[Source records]
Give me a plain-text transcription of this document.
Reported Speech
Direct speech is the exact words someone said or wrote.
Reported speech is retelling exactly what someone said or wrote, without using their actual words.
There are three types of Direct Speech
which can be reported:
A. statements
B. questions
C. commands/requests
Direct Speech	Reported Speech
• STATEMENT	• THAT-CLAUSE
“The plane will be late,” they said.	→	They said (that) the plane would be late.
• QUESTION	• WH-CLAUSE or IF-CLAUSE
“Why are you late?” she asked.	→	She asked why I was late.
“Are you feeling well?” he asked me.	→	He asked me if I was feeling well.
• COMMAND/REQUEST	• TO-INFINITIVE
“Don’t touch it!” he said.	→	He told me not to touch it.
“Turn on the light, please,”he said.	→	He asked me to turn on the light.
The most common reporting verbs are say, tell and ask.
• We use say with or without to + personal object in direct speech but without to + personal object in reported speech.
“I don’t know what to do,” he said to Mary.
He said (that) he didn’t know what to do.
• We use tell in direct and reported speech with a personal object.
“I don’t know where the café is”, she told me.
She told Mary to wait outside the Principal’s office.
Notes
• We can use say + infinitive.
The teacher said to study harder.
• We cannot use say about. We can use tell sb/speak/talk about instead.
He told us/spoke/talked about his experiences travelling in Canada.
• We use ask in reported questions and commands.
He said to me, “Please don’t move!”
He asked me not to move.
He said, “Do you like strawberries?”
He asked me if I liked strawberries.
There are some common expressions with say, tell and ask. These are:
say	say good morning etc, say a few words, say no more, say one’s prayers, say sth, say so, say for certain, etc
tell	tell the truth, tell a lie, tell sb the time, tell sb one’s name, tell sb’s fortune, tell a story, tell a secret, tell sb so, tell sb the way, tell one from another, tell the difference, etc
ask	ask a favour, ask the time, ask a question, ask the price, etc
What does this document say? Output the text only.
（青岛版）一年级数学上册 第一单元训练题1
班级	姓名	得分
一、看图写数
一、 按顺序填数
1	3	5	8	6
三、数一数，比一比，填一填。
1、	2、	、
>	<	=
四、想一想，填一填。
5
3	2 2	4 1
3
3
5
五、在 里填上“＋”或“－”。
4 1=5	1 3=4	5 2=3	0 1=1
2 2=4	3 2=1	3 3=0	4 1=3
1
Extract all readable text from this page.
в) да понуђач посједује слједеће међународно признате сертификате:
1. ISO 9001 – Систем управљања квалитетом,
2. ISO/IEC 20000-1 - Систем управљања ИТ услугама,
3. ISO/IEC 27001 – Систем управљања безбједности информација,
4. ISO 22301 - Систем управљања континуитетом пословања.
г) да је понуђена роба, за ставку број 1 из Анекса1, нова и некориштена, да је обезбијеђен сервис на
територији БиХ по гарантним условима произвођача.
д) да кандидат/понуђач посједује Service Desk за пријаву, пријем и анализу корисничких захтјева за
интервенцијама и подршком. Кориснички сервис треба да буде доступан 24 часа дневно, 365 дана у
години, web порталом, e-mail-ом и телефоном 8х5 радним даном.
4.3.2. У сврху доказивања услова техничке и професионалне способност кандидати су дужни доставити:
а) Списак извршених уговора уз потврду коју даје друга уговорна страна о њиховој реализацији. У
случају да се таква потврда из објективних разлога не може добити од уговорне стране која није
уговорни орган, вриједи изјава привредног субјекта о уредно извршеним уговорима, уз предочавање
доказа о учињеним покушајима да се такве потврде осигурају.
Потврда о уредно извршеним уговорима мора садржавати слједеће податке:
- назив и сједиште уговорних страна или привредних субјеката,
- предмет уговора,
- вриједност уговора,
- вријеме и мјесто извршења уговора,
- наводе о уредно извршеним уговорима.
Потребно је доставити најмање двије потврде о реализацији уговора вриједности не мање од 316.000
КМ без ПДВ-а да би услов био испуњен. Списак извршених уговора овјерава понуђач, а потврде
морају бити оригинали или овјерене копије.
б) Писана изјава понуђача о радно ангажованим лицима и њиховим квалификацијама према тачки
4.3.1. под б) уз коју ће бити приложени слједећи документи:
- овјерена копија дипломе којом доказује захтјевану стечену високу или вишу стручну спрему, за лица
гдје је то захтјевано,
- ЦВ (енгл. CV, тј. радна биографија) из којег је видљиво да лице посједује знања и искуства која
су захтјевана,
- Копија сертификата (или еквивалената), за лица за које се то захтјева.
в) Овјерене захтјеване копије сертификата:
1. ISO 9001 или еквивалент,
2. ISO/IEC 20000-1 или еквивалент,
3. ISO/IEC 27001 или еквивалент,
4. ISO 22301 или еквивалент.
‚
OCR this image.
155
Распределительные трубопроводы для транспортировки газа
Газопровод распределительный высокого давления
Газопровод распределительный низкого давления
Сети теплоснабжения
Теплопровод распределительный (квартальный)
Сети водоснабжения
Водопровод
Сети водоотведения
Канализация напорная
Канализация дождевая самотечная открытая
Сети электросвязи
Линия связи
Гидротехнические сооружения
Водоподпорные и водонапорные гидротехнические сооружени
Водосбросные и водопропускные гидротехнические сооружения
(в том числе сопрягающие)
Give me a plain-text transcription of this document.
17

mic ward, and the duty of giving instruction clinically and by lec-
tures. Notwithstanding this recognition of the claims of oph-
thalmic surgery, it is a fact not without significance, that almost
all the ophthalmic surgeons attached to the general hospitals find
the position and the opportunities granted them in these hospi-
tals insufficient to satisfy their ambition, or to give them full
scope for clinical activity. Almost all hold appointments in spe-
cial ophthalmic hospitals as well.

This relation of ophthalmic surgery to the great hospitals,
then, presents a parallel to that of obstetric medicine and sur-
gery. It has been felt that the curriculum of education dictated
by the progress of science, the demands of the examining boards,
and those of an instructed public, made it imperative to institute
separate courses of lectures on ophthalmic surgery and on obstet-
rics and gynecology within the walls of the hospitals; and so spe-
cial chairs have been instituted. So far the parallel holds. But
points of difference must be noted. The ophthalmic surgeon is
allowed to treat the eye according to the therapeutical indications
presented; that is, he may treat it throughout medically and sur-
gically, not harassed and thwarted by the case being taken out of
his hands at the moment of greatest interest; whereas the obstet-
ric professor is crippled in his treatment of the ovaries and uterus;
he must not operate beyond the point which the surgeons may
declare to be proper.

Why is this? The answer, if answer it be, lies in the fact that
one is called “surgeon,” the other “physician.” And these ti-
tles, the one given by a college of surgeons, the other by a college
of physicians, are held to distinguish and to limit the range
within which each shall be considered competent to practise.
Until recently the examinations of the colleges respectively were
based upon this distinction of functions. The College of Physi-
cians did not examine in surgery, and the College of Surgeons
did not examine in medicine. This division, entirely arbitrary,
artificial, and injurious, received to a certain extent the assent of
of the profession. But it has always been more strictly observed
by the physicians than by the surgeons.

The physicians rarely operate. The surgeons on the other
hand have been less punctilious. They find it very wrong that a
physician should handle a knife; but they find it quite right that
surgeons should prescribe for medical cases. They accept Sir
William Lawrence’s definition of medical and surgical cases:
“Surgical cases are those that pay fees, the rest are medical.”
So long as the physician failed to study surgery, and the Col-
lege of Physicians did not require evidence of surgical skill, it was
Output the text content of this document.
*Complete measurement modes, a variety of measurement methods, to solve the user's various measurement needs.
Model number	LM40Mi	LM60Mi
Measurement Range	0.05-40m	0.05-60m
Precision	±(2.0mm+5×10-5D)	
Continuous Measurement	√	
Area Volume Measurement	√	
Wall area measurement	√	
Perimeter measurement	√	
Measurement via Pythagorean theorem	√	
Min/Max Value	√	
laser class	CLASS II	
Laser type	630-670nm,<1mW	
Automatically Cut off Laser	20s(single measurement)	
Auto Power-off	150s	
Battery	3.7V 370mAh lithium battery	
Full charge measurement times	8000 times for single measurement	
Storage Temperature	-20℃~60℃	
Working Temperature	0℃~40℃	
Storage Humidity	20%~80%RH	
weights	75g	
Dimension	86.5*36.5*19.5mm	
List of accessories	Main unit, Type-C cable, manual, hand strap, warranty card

▶ _Aim of the exercise_
Give back exactly the lines running from the line containing "Output the text content of this document." through the end of the material above, both included, and nothing beyond them.

▶ _Answer to this task_
Output the text content of this document.
*Complete measurement modes, a variety of measurement methods, to solve the user's various measurement needs.
Model number	LM40Mi	LM60Mi
Measurement Range	0.05-40m	0.05-60m
Precision	±(2.0mm+5×10-5D)	
Continuous Measurement	√	
Area Volume Measurement	√	
Wall area measurement	√	
Perimeter measurement	√	
Measurement via Pythagorean theorem	√	
Min/Max Value	√	
laser class	CLASS II	
Laser type	630-670nm,<1mW	
Automatically Cut off Laser	20s(single measurement)	
Auto Power-off	150s	
Battery	3.7V 370mAh lithium battery	
Full charge measurement times	8000 times for single measurement	
Storage Temperature	-20℃~60℃	
Working Temperature	0℃~40℃	
Storage Humidity	20%~80%RH	
weights	75g	
Dimension	86.5*36.5*19.5mm	
List of accessories	Main unit, Type-C cable, manual, hand strap, warranty card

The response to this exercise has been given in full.